## OBJECTIVE
Pictures are not part of the answer. Return the lines from the one containing "Parse this screenshot: output" through the end of the data, both included, exactly as they appear.

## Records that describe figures
((

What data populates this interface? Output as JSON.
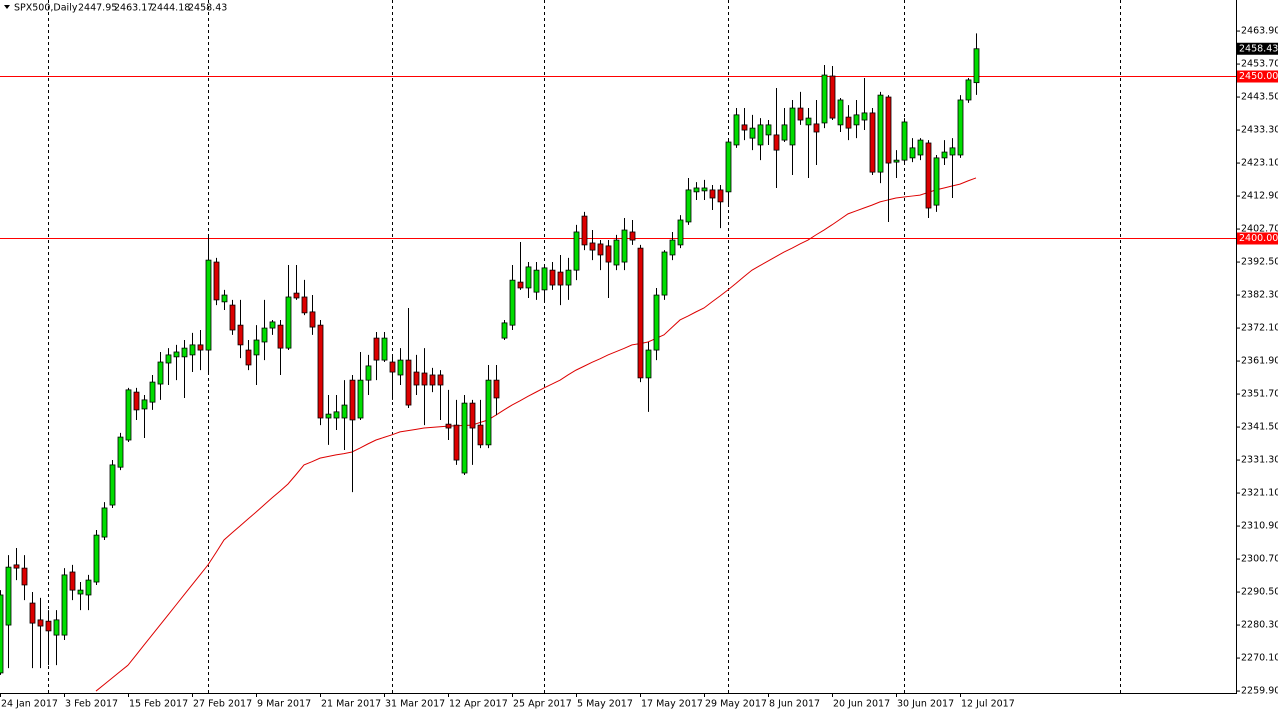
{
  "chart_data": {
    "type": "candlestick",
    "title": "SPX500,Daily",
    "categories": [
      "24 Jan 2017",
      null,
      null,
      null,
      null,
      null,
      null,
      null,
      "3 Feb 2017",
      null,
      null,
      null,
      null,
      null,
      null,
      null,
      "15 Feb 2017",
      null,
      null,
      null,
      null,
      null,
      null,
      null,
      "27 Feb 2017",
      null,
      null,
      null,
      null,
      null,
      null,
      null,
      "9 Mar 2017",
      null,
      null,
      null,
      null,
      null,
      null,
      null,
      "21 Mar 2017",
      null,
      null,
      null,
      null,
      null,
      null,
      null,
      "31 Mar 2017",
      null,
      null,
      null,
      null,
      null,
      null,
      null,
      "12 Apr 2017",
      null,
      null,
      null,
      null,
      null,
      null,
      null,
      "25 Apr 2017",
      null,
      null,
      null,
      null,
      null,
      null,
      null,
      "5 May 2017",
      null,
      null,
      null,
      null,
      null,
      null,
      null,
      "17 May 2017",
      null,
      null,
      null,
      null,
      null,
      null,
      null,
      "29 May 2017",
      null,
      null,
      null,
      null,
      null,
      null,
      null,
      "8 Jun 2017",
      null,
      null,
      null,
      null,
      null,
      null,
      null,
      "20 Jun 2017",
      null,
      null,
      null,
      null,
      null,
      null,
      null,
      "30 Jun 2017",
      null,
      null,
      null,
      null,
      null,
      null,
      null,
      "12 Jul 2017",
      null,
      null
    ],
    "open": [
      2265.5,
      2280.3,
      2298.9,
      2297.9,
      2287.1,
      2281.9,
      2281.5,
      2277.2,
      2277.2,
      2296.7,
      2289.9,
      2289.6,
      2293.6,
      2307.5,
      2317.4,
      2329.1,
      2337.5,
      2352.3,
      2347.1,
      2349.2,
      2354.8,
      2361.3,
      2363.2,
      2363.2,
      2363.8,
      2366.9,
      2365.3,
      2392.5,
      2380.2,
      2379.2,
      2373.0,
      2365.3,
      2363.8,
      2367.8,
      2372.1,
      2373.0,
      2365.9,
      2382.9,
      2381.7,
      2377.1,
      2373.0,
      2344.3,
      2344.3,
      2344.3,
      2356.0,
      2344.3,
      2356.0,
      2369.0,
      2362.2,
      2361.6,
      2357.6,
      2362.2,
      2358.5,
      2358.2,
      2357.6,
      2357.6,
      2342.4,
      2342.1,
      2327.3,
      2348.9,
      2342.1,
      2336.0,
      2356.0,
      2369.0,
      2373.0,
      2386.3,
      2384.5,
      2383.2,
      2383.9,
      2390.0,
      2389.4,
      2385.4,
      2390.0,
      2406.7,
      2398.4,
      2398.1,
      2397.5,
      2391.6,
      2392.5,
      2401.8,
      2396.8,
      2356.7,
      2365.3,
      2382.3,
      2394.7,
      2397.8,
      2404.9,
      2414.2,
      2414.5,
      2414.8,
      2414.8,
      2414.2,
      2428.7,
      2434.9,
      2430.8,
      2428.7,
      2431.8,
      2431.8,
      2430.2,
      2428.7,
      2440.1,
      2434.9,
      2435.2,
      2435.5,
      2450.0,
      2434.9,
      2437.3,
      2434.9,
      2436.4,
      2438.6,
      2420.3,
      2443.5,
      2423.4,
      2424.0,
      2424.7,
      2425.6,
      2429.3,
      2410.1,
      2424.7,
      2425.6,
      2425.6,
      2442.6,
      2447.95
    ],
    "high": [
      2291.1,
      2301.9,
      2304.1,
      2301.9,
      2290.5,
      2288.7,
      2284.9,
      2284.9,
      2297.9,
      2298.9,
      2293.6,
      2295.8,
      2309.7,
      2318.3,
      2331.3,
      2339.7,
      2353.6,
      2353.6,
      2351.4,
      2357.6,
      2364.7,
      2365.9,
      2366.9,
      2368.4,
      2370.6,
      2371.5,
      2400.9,
      2393.8,
      2383.9,
      2380.8,
      2380.8,
      2368.4,
      2373.0,
      2380.8,
      2374.6,
      2374.6,
      2391.6,
      2391.6,
      2387.0,
      2382.3,
      2374.6,
      2351.4,
      2351.4,
      2356.0,
      2357.6,
      2364.7,
      2363.8,
      2370.9,
      2370.9,
      2363.8,
      2365.9,
      2378.3,
      2363.8,
      2365.9,
      2359.8,
      2359.1,
      2353.0,
      2349.9,
      2351.4,
      2349.9,
      2349.9,
      2360.7,
      2360.7,
      2374.6,
      2391.6,
      2398.7,
      2392.5,
      2392.5,
      2391.6,
      2392.5,
      2394.7,
      2393.8,
      2404.0,
      2408.0,
      2402.4,
      2399.3,
      2399.3,
      2400.9,
      2406.1,
      2405.5,
      2397.8,
      2367.8,
      2384.5,
      2396.2,
      2401.8,
      2407.0,
      2418.5,
      2417.2,
      2417.9,
      2416.3,
      2416.3,
      2430.2,
      2440.1,
      2440.1,
      2438.0,
      2437.0,
      2436.4,
      2446.3,
      2440.1,
      2442.6,
      2445.1,
      2440.1,
      2442.6,
      2453.4,
      2453.1,
      2443.2,
      2441.0,
      2442.6,
      2449.4,
      2440.1,
      2445.1,
      2444.1,
      2427.1,
      2437.0,
      2430.8,
      2430.8,
      2430.2,
      2425.6,
      2430.2,
      2430.8,
      2444.1,
      2449.4,
      2463.17
    ],
    "low": [
      2264.9,
      2267.0,
      2294.2,
      2288.0,
      2267.0,
      2267.0,
      2267.9,
      2267.9,
      2275.7,
      2288.0,
      2284.9,
      2284.9,
      2292.7,
      2306.6,
      2316.5,
      2328.2,
      2336.9,
      2343.7,
      2338.1,
      2346.8,
      2349.9,
      2354.5,
      2356.0,
      2350.5,
      2358.5,
      2359.1,
      2358.5,
      2379.2,
      2377.7,
      2370.0,
      2362.8,
      2359.1,
      2354.5,
      2362.2,
      2370.0,
      2357.6,
      2365.3,
      2380.8,
      2376.1,
      2370.0,
      2342.1,
      2336.0,
      2340.6,
      2334.4,
      2321.4,
      2343.7,
      2351.4,
      2356.0,
      2361.6,
      2349.9,
      2354.5,
      2347.4,
      2351.4,
      2342.1,
      2352.3,
      2343.7,
      2337.5,
      2329.8,
      2326.7,
      2329.8,
      2335.0,
      2335.0,
      2345.2,
      2368.4,
      2371.5,
      2383.9,
      2381.4,
      2380.8,
      2380.2,
      2383.9,
      2379.2,
      2380.8,
      2386.9,
      2396.2,
      2393.1,
      2390.0,
      2381.4,
      2390.0,
      2390.0,
      2397.8,
      2355.4,
      2346.2,
      2362.2,
      2380.8,
      2393.1,
      2396.8,
      2404.0,
      2411.7,
      2411.7,
      2408.6,
      2403.0,
      2410.1,
      2427.8,
      2430.2,
      2427.1,
      2424.0,
      2428.7,
      2415.4,
      2429.6,
      2419.4,
      2434.9,
      2418.5,
      2422.5,
      2433.9,
      2436.4,
      2432.7,
      2430.2,
      2430.8,
      2433.3,
      2419.4,
      2416.9,
      2404.9,
      2418.5,
      2422.5,
      2423.4,
      2424.0,
      2406.1,
      2408.0,
      2422.5,
      2412.3,
      2424.7,
      2441.7,
      2444.18
    ],
    "close": [
      2289.6,
      2298.2,
      2297.9,
      2292.7,
      2280.9,
      2280.0,
      2278.5,
      2281.9,
      2295.8,
      2291.1,
      2291.1,
      2294.2,
      2308.1,
      2316.5,
      2329.8,
      2338.4,
      2353.0,
      2346.8,
      2349.9,
      2355.4,
      2361.6,
      2363.8,
      2364.7,
      2365.9,
      2366.9,
      2365.3,
      2393.1,
      2380.8,
      2382.3,
      2371.5,
      2366.9,
      2360.7,
      2368.4,
      2372.1,
      2374.0,
      2365.9,
      2381.7,
      2381.4,
      2376.8,
      2372.4,
      2344.3,
      2345.5,
      2346.2,
      2348.3,
      2343.7,
      2356.0,
      2360.4,
      2362.2,
      2369.0,
      2358.5,
      2362.2,
      2348.3,
      2354.5,
      2354.5,
      2354.5,
      2354.5,
      2341.2,
      2331.3,
      2348.9,
      2341.2,
      2336.0,
      2356.0,
      2350.5,
      2373.7,
      2386.9,
      2384.5,
      2391.0,
      2390.0,
      2390.7,
      2385.4,
      2385.4,
      2390.0,
      2401.8,
      2397.8,
      2396.2,
      2394.7,
      2392.5,
      2399.3,
      2402.4,
      2399.3,
      2356.7,
      2365.3,
      2382.3,
      2395.6,
      2399.3,
      2405.5,
      2414.8,
      2415.4,
      2415.4,
      2412.3,
      2411.1,
      2429.6,
      2438.0,
      2433.3,
      2433.9,
      2434.9,
      2434.9,
      2427.1,
      2434.9,
      2440.1,
      2436.4,
      2437.0,
      2432.7,
      2450.3,
      2437.0,
      2442.6,
      2433.9,
      2438.0,
      2438.6,
      2420.3,
      2444.1,
      2423.1,
      2424.0,
      2435.8,
      2427.8,
      2430.2,
      2409.2,
      2424.7,
      2426.5,
      2427.8,
      2442.6,
      2448.8,
      2458.43
    ],
    "up_color": "#00dd00",
    "down_color": "#dd0000",
    "moving_average": {
      "color": "#dd0000",
      "values": [
        null,
        null,
        null,
        null,
        null,
        null,
        null,
        null,
        null,
        null,
        null,
        null,
        2259.9,
        2261.9,
        2263.9,
        2265.9,
        2267.9,
        2271.0,
        2274.1,
        2277.2,
        2280.3,
        2283.4,
        2286.5,
        2289.6,
        2292.7,
        2295.8,
        2298.9,
        2302.7,
        2306.6,
        2308.8,
        2310.9,
        2313.1,
        2315.2,
        2317.4,
        2319.6,
        2321.7,
        2323.9,
        2326.8,
        2329.8,
        2330.8,
        2331.9,
        2332.4,
        2332.9,
        2333.3,
        2333.8,
        2335.0,
        2336.3,
        2337.5,
        2338.3,
        2339.1,
        2340.0,
        2340.4,
        2340.8,
        2341.2,
        2341.4,
        2341.6,
        2341.8,
        2341.9,
        2342.0,
        2342.1,
        2342.9,
        2343.7,
        2345.2,
        2346.8,
        2348.3,
        2349.6,
        2351.0,
        2352.3,
        2353.6,
        2354.8,
        2356.0,
        2357.6,
        2359.1,
        2360.3,
        2361.5,
        2362.6,
        2363.8,
        2364.8,
        2365.8,
        2366.9,
        2367.3,
        2367.8,
        2368.9,
        2370.0,
        2372.3,
        2374.6,
        2375.8,
        2377.1,
        2378.3,
        2380.2,
        2382.0,
        2383.9,
        2385.9,
        2388.0,
        2390.0,
        2391.4,
        2392.8,
        2394.2,
        2395.6,
        2396.8,
        2398.1,
        2399.3,
        2400.9,
        2402.4,
        2404.0,
        2405.7,
        2407.4,
        2408.3,
        2409.2,
        2410.1,
        2411.1,
        2411.7,
        2412.3,
        2412.6,
        2412.9,
        2413.2,
        2414.0,
        2414.8,
        2415.4,
        2416.0,
        2416.6,
        2417.6,
        2418.5
      ]
    },
    "ylim": [
      2259.3,
      2473.5
    ],
    "yticks": [
      {
        "value": 2463.9,
        "label": "2463.90"
      },
      {
        "value": 2453.7,
        "label": "2453.70"
      },
      {
        "value": 2443.5,
        "label": "2443.50"
      },
      {
        "value": 2433.3,
        "label": "2433.30"
      },
      {
        "value": 2423.1,
        "label": "2423.10"
      },
      {
        "value": 2412.9,
        "label": "2412.90"
      },
      {
        "value": 2402.7,
        "label": "2402.70"
      },
      {
        "value": 2392.5,
        "label": "2392.50"
      },
      {
        "value": 2382.3,
        "label": "2382.30"
      },
      {
        "value": 2372.1,
        "label": "2372.10"
      },
      {
        "value": 2361.9,
        "label": "2361.90"
      },
      {
        "value": 2351.7,
        "label": "2351.70"
      },
      {
        "value": 2341.5,
        "label": "2341.50"
      },
      {
        "value": 2331.3,
        "label": "2331.30"
      },
      {
        "value": 2321.1,
        "label": "2321.10"
      },
      {
        "value": 2310.9,
        "label": "2310.90"
      },
      {
        "value": 2300.7,
        "label": "2300.70"
      },
      {
        "value": 2290.5,
        "label": "2290.50"
      },
      {
        "value": 2280.3,
        "label": "2280.30"
      },
      {
        "value": 2270.1,
        "label": "2270.10"
      },
      {
        "value": 2259.9,
        "label": "2259.90"
      }
    ],
    "hlines": [
      {
        "value": 2450,
        "label": "2450.00"
      },
      {
        "value": 2400,
        "label": "2400.00"
      }
    ],
    "hline_color": "#ff0000"
  }
}
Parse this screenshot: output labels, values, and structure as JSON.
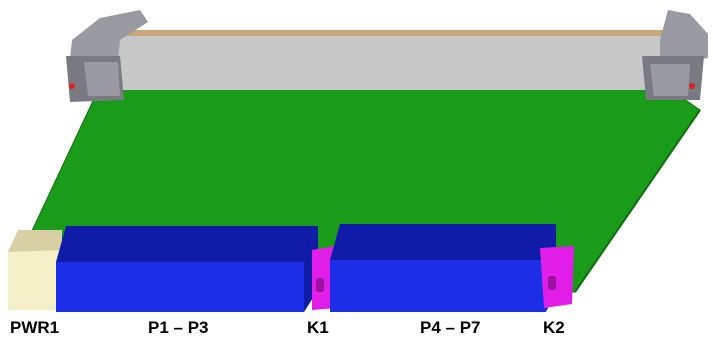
{
  "labels": {
    "pwr1": "PWR1",
    "p1_p3": "P1 – P3",
    "k1": "K1",
    "p4_p7": "P4 – P7",
    "k2": "K2"
  },
  "colors": {
    "pcb": "#1a9b1a",
    "pcb_edge": "#0f6e0f",
    "front_panel": "#c8c8c8",
    "front_panel_top": "#c8a878",
    "connector_blue": "#1c2fe6",
    "connector_blue_top": "#101ca8",
    "key_magenta": "#e01ee8",
    "power_connector": "#f5efc8",
    "handle_metal": "#9a9aa2"
  }
}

))

## REPLY
Parse this screenshot: output labels, values, and structure as JSON.
{
  "labels": {
    "pwr1": "PWR1",
    "p1_p3": "P1 – P3",
    "k1": "K1",
    "p4_p7": "P4 – P7",
    "k2": "K2"
  },
  "colors": {
    "pcb": "#1a9b1a",
    "pcb_edge": "#0f6e0f",
    "front_panel": "#c8c8c8",
    "front_panel_top": "#c8a878",
    "connector_blue": "#1c2fe6",
    "connector_blue_top": "#101ca8",
    "key_magenta": "#e01ee8",
    "power_connector": "#f5efc8",
    "handle_metal": "#9a9aa2"
  }
}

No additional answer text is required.